Extracts from a graphics dataset
──────

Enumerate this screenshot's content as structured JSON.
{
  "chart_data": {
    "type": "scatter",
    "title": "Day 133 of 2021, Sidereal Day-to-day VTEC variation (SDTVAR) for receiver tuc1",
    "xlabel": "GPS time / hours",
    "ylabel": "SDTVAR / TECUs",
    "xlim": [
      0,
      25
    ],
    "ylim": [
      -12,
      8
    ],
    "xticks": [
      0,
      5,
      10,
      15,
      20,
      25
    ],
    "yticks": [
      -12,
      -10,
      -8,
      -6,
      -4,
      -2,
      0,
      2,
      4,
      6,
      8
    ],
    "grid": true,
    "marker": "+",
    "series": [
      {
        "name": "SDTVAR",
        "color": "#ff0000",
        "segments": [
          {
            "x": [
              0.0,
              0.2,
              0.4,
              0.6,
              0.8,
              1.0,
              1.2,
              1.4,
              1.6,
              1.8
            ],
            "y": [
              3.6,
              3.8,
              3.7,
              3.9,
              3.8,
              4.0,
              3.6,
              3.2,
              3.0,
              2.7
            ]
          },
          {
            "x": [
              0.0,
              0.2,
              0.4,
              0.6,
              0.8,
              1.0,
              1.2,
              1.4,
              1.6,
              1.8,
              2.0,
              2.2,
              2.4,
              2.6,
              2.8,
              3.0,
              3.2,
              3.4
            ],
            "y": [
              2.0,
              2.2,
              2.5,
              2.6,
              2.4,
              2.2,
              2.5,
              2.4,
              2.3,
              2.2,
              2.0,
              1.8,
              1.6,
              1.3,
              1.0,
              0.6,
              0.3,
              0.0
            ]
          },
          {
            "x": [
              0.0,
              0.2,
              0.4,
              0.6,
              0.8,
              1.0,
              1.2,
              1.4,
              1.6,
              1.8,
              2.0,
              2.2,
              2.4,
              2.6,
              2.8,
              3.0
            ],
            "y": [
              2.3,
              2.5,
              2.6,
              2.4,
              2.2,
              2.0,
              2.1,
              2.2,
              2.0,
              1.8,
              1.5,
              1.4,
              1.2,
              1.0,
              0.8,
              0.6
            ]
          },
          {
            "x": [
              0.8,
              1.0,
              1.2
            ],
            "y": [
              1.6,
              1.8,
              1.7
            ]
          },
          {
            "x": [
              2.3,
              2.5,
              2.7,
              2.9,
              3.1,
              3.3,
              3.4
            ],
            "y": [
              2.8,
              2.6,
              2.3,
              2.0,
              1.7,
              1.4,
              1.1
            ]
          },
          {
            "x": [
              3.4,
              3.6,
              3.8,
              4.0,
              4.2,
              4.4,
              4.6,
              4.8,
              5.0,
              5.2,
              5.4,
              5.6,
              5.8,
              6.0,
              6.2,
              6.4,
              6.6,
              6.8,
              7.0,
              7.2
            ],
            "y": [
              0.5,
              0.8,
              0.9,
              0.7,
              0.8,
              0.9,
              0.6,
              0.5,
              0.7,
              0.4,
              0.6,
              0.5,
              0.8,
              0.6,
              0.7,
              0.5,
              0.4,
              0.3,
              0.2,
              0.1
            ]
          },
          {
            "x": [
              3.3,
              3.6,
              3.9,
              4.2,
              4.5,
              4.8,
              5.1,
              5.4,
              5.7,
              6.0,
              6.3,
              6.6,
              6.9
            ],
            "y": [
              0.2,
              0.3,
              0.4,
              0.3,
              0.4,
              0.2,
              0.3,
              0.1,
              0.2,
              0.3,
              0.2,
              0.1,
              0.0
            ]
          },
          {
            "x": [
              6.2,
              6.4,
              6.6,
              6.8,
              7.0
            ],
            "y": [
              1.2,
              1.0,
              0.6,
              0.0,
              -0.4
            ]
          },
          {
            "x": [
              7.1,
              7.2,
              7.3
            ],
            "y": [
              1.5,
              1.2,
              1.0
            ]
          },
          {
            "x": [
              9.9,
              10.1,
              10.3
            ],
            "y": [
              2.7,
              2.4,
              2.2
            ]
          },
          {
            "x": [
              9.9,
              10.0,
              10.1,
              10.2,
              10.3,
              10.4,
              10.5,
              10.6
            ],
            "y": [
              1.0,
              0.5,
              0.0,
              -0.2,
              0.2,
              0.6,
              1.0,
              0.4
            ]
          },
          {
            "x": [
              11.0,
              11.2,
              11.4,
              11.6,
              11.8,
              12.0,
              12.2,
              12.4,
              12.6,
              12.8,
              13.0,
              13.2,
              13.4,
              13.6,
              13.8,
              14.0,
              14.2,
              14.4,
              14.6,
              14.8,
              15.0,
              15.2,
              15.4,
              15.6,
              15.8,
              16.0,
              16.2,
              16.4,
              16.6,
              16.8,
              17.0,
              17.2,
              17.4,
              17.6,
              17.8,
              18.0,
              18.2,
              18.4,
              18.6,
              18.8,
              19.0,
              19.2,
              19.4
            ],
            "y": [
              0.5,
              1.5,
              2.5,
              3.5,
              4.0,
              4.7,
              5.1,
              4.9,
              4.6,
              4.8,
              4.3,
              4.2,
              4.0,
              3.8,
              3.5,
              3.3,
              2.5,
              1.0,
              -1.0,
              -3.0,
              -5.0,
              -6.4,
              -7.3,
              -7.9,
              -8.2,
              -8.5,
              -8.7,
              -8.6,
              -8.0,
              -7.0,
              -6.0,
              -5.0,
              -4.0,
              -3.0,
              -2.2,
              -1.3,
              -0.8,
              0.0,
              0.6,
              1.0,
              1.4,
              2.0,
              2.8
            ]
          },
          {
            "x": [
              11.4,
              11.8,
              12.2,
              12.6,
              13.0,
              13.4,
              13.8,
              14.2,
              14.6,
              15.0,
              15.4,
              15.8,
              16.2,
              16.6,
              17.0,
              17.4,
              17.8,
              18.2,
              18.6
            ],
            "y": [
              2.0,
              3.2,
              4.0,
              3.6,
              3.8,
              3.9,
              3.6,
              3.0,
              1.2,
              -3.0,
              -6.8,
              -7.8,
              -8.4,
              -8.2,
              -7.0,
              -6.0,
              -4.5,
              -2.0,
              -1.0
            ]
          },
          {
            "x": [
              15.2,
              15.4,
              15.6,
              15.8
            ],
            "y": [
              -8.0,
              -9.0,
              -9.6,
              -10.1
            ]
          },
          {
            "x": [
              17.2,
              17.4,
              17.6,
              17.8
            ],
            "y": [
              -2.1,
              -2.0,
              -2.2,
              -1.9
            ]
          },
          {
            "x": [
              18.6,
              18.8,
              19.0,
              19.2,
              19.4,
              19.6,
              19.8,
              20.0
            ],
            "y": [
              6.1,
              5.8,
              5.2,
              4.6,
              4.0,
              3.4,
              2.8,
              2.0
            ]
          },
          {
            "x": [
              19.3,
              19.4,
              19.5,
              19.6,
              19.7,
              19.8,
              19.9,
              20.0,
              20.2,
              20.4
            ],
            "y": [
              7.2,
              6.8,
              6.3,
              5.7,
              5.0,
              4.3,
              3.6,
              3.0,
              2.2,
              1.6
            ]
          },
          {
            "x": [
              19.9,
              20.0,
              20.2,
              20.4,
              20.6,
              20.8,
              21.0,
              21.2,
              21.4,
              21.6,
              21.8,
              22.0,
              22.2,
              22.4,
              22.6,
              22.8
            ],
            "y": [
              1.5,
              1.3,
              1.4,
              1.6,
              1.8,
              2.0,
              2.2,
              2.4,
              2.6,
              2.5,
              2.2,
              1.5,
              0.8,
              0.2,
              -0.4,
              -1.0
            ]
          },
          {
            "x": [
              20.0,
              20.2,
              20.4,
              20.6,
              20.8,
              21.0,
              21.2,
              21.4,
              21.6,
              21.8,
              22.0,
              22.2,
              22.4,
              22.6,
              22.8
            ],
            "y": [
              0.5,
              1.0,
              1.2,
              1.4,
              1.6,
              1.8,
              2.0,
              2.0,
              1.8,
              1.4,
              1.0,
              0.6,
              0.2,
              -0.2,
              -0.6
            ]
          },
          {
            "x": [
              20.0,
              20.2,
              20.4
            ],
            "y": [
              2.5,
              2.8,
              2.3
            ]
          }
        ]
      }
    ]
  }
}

──────

What is expected:
Lines that include the word "SDTVAR" are to be extracted from the data above.

Finished answer:
    "title": "Day 133 of 2021, Sidereal Day-to-day VTEC variation (SDTVAR) for receiver tuc1",
    "ylabel": "SDTVAR / TECUs",
        "name": "SDTVAR",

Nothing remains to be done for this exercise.